- _Problem to solve_
If a line in the entries contains the word "Solirubrobacterales", list it.

- _Extracted information_
........
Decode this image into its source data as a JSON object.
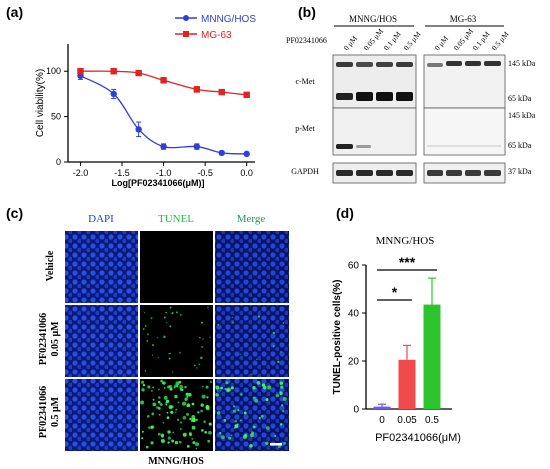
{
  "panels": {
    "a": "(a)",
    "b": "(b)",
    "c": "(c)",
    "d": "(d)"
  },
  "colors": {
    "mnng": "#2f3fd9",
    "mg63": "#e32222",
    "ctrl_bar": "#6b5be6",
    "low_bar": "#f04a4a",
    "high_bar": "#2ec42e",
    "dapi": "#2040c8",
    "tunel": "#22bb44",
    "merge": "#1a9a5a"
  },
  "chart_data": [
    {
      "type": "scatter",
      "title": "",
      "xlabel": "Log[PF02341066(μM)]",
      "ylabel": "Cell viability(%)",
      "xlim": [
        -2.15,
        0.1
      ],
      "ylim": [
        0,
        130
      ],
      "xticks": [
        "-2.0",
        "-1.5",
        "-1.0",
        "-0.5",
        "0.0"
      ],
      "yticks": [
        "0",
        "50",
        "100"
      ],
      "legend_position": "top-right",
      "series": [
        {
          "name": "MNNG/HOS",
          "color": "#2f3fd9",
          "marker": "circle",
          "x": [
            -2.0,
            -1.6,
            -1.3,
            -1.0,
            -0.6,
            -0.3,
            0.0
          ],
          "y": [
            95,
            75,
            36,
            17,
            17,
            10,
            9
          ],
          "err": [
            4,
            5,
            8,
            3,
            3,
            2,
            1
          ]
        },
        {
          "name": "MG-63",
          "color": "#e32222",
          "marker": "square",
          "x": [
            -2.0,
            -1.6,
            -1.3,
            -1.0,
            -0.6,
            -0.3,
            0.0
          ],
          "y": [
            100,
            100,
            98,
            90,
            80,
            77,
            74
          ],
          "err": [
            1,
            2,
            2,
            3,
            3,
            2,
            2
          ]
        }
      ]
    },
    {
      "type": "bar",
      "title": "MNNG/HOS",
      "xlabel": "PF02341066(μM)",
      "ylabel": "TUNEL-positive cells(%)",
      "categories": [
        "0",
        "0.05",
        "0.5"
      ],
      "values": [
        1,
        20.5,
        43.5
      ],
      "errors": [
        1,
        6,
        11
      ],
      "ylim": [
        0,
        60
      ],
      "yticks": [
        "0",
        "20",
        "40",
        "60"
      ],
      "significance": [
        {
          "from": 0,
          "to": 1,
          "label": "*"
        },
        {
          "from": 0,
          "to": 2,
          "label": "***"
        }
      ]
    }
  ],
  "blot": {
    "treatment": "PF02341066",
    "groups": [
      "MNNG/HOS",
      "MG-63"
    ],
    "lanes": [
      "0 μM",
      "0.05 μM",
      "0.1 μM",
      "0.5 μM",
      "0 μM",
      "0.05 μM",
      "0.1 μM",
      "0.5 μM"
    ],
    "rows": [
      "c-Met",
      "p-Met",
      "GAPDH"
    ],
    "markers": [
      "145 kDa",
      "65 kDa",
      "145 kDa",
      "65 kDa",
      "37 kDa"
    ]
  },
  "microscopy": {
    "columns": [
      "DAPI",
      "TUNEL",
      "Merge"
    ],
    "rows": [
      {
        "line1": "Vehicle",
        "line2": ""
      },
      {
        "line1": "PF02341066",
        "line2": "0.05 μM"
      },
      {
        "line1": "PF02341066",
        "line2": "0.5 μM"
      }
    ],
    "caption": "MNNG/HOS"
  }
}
........
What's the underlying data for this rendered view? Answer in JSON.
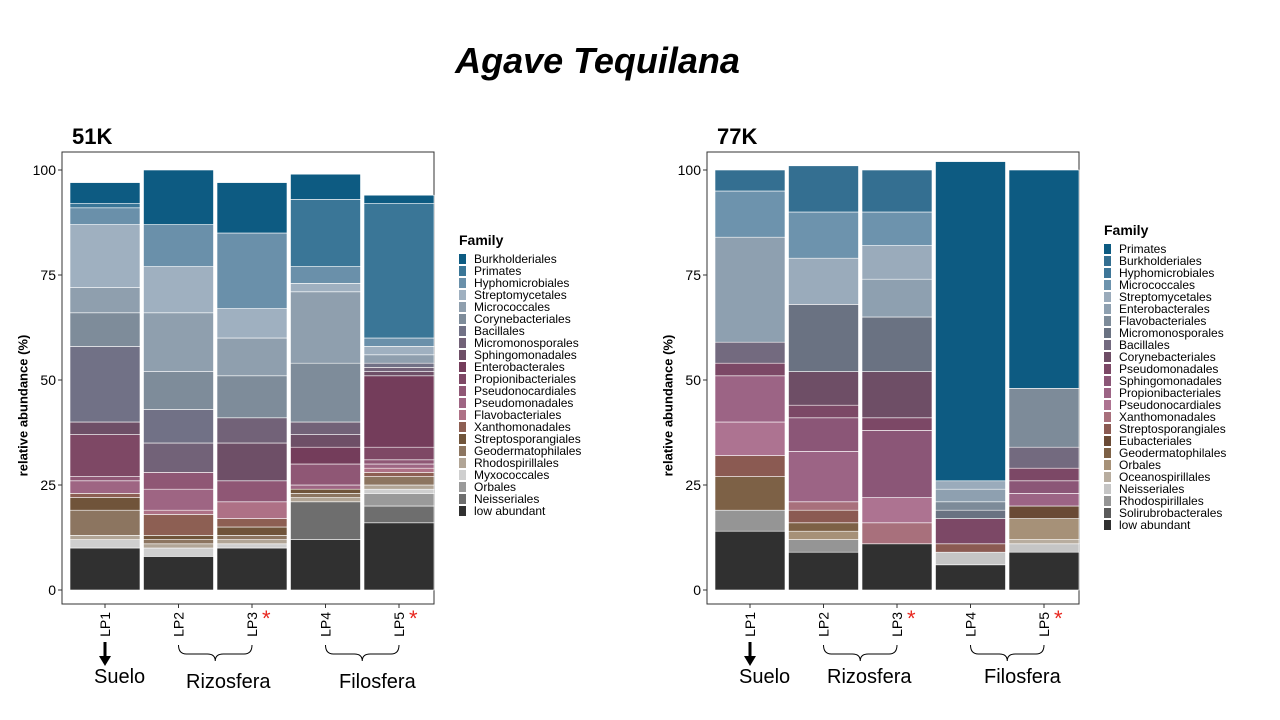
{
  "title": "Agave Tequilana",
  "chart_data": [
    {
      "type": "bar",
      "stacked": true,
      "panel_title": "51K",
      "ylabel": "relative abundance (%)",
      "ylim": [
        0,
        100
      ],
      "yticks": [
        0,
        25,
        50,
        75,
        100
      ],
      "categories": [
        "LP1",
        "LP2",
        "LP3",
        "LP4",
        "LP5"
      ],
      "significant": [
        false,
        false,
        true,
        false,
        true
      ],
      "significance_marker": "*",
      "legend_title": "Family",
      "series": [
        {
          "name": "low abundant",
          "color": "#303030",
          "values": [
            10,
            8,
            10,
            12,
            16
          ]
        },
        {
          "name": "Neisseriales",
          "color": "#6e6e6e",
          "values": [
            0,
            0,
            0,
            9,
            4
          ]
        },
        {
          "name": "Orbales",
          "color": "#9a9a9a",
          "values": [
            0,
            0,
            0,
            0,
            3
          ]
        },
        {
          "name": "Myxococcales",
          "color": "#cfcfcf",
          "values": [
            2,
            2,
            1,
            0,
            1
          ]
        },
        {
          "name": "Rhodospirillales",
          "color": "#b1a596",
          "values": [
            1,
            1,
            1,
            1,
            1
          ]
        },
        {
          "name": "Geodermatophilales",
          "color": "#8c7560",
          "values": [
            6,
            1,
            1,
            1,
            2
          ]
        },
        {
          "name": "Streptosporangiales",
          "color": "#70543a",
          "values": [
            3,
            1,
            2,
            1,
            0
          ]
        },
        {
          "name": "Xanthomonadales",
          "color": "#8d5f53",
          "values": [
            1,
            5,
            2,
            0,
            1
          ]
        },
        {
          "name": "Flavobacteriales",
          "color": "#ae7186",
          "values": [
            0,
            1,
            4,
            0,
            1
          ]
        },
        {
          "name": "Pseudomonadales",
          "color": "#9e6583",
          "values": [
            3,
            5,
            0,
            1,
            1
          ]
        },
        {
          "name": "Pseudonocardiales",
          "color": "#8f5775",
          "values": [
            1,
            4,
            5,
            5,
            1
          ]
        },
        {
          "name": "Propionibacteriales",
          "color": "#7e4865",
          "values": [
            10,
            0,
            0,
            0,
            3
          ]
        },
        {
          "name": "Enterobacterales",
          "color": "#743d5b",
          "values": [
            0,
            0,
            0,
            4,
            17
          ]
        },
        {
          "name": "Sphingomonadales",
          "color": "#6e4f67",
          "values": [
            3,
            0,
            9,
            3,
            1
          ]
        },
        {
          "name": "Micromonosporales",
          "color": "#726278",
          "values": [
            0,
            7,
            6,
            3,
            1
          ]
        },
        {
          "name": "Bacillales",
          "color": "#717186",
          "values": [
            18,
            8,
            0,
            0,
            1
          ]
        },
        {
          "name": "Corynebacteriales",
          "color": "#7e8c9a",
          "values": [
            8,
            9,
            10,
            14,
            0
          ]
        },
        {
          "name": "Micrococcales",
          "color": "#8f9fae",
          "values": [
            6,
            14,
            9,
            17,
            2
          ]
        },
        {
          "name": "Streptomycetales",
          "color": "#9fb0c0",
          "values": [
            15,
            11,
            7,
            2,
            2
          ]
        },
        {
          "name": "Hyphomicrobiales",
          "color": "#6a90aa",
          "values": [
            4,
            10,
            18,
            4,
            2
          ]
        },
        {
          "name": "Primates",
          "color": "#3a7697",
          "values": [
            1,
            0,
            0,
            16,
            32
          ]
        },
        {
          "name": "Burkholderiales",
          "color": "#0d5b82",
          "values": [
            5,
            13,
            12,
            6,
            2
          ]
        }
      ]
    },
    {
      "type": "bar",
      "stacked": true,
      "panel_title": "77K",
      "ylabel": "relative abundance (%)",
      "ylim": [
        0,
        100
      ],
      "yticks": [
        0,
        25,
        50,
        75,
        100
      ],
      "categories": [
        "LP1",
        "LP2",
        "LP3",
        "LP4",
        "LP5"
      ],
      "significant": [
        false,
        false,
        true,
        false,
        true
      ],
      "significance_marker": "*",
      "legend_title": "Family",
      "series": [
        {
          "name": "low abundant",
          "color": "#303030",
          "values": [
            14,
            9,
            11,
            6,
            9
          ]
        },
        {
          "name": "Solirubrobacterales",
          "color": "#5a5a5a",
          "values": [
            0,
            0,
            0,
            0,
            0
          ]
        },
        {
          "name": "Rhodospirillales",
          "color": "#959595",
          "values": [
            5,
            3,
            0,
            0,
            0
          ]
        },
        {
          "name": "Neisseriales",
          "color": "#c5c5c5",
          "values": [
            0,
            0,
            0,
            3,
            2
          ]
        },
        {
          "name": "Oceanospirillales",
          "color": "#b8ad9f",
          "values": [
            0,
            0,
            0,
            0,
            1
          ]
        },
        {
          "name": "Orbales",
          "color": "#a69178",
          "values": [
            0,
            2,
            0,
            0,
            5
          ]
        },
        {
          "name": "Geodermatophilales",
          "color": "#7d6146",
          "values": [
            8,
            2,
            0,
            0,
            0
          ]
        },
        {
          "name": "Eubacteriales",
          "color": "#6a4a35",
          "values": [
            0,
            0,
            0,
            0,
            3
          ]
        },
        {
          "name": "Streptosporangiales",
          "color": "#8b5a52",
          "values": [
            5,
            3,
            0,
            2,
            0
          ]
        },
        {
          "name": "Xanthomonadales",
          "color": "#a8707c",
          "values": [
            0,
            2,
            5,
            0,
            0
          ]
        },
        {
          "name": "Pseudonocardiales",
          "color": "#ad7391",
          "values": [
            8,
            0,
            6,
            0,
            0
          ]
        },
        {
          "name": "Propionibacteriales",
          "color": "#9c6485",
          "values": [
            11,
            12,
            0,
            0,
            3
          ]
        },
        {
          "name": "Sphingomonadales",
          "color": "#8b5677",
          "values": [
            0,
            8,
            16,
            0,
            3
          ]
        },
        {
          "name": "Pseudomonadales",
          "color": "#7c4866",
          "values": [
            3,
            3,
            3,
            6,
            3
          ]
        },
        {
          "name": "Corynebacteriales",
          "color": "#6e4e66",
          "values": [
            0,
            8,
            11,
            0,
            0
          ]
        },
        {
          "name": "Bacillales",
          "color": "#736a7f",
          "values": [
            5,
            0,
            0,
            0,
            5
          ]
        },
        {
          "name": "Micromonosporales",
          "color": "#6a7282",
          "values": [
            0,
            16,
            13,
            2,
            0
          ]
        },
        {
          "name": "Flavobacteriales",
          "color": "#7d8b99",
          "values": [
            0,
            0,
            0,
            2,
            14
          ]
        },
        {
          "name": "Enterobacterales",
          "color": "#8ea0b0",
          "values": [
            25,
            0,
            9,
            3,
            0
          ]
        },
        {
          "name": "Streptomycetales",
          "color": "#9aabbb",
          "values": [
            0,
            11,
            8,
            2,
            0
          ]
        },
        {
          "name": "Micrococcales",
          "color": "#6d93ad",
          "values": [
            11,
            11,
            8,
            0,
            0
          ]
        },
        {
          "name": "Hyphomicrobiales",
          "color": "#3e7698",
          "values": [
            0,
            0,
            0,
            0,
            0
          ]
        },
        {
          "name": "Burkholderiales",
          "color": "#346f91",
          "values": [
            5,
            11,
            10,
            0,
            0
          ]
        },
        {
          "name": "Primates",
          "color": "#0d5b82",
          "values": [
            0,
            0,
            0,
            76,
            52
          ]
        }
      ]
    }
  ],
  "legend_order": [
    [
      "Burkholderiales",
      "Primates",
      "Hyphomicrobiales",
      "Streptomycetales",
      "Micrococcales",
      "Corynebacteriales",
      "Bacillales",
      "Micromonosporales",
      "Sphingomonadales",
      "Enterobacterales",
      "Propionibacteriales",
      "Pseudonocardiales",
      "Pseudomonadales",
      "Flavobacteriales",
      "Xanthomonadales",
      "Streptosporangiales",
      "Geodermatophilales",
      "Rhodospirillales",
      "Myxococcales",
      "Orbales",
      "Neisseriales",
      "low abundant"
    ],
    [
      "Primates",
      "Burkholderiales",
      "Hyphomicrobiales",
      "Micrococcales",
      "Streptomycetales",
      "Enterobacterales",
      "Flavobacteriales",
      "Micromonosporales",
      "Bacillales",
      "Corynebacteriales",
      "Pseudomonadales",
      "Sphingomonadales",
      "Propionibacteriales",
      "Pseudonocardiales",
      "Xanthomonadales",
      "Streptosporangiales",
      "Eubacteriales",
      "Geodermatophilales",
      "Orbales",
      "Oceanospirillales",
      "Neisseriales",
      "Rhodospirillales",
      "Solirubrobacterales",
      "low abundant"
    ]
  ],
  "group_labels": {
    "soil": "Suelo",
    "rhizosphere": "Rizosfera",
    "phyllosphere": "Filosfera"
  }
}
........
- _Expected answer_
          "name": "Solirubrobacterales",
      "Solirubrobacterales",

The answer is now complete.